-- Written problem --
Provide only the number of lines in the listing that contain the string "name".

Items from a dataset:
******************************

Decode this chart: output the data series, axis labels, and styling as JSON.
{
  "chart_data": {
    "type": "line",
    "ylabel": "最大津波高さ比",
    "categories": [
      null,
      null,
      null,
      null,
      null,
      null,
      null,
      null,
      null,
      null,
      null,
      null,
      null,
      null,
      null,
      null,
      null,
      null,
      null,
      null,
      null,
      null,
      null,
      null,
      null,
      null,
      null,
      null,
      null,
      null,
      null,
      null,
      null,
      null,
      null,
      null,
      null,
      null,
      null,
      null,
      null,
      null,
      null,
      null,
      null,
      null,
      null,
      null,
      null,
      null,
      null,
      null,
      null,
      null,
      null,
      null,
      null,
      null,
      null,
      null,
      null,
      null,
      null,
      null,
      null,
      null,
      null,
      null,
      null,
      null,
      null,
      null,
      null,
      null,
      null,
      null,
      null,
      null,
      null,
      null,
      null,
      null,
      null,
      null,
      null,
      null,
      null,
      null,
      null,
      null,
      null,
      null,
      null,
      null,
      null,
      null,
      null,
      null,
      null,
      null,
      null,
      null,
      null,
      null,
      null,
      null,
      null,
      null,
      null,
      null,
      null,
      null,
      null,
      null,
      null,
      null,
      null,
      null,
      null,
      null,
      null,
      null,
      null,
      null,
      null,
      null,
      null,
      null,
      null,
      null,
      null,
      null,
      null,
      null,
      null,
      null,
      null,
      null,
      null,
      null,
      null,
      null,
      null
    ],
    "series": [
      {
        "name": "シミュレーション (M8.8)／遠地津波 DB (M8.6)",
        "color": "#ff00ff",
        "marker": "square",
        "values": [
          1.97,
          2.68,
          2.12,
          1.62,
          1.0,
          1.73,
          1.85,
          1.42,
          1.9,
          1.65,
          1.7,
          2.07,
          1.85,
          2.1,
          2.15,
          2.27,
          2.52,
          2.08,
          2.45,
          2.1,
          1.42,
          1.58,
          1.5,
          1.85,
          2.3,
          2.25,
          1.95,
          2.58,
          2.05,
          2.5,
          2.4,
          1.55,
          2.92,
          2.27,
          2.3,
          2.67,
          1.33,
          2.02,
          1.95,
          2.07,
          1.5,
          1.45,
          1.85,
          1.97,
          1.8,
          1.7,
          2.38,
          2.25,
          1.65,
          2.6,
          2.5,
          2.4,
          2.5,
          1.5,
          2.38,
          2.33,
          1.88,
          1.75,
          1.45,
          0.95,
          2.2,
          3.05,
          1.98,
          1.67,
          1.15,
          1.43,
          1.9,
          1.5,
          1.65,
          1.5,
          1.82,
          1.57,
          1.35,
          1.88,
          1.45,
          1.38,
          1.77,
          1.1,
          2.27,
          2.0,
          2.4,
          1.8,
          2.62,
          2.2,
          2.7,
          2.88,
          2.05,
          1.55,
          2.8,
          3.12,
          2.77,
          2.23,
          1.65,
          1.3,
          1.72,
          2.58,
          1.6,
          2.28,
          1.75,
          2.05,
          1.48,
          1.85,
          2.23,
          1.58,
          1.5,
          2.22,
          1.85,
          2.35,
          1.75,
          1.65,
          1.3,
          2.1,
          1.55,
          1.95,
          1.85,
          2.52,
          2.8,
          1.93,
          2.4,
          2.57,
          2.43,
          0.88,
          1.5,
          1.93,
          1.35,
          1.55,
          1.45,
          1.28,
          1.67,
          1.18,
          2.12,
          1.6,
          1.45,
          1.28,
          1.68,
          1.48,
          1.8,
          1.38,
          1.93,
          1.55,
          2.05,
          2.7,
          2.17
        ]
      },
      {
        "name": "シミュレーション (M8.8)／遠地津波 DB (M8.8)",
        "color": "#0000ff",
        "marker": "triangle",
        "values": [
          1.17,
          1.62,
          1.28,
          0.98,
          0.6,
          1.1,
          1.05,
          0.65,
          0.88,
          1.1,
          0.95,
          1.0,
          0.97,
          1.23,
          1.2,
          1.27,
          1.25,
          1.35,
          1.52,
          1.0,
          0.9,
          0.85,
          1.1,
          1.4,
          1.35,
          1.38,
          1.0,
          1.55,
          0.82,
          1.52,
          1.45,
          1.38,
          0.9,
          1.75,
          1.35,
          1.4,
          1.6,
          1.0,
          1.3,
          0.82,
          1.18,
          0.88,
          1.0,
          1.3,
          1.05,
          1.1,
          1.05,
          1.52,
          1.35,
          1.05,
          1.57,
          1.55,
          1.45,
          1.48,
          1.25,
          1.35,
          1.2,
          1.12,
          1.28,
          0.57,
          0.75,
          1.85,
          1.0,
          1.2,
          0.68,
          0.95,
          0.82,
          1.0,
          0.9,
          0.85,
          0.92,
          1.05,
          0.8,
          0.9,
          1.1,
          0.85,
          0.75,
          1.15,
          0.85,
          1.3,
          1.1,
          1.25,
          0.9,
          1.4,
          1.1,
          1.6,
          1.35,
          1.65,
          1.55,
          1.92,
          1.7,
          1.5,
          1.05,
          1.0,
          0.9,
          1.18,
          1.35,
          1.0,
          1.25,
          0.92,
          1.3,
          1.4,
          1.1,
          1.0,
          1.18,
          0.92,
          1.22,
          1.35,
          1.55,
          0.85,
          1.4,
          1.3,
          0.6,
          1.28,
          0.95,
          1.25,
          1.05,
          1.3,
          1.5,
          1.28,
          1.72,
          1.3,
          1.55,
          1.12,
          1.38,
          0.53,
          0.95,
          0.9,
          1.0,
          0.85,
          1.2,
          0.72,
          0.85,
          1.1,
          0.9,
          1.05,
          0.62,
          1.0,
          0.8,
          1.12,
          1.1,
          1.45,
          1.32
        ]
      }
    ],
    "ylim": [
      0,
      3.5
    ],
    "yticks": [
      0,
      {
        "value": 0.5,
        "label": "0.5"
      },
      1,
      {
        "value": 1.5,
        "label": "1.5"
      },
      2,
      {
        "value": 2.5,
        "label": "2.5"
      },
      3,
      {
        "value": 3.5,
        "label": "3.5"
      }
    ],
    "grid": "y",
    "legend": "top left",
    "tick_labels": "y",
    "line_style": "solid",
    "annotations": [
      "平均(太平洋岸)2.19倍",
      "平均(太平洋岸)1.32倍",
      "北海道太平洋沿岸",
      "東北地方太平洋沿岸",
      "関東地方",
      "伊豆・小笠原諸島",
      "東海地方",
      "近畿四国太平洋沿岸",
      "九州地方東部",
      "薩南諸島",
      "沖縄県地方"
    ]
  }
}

******************************

-- Exercise output --
2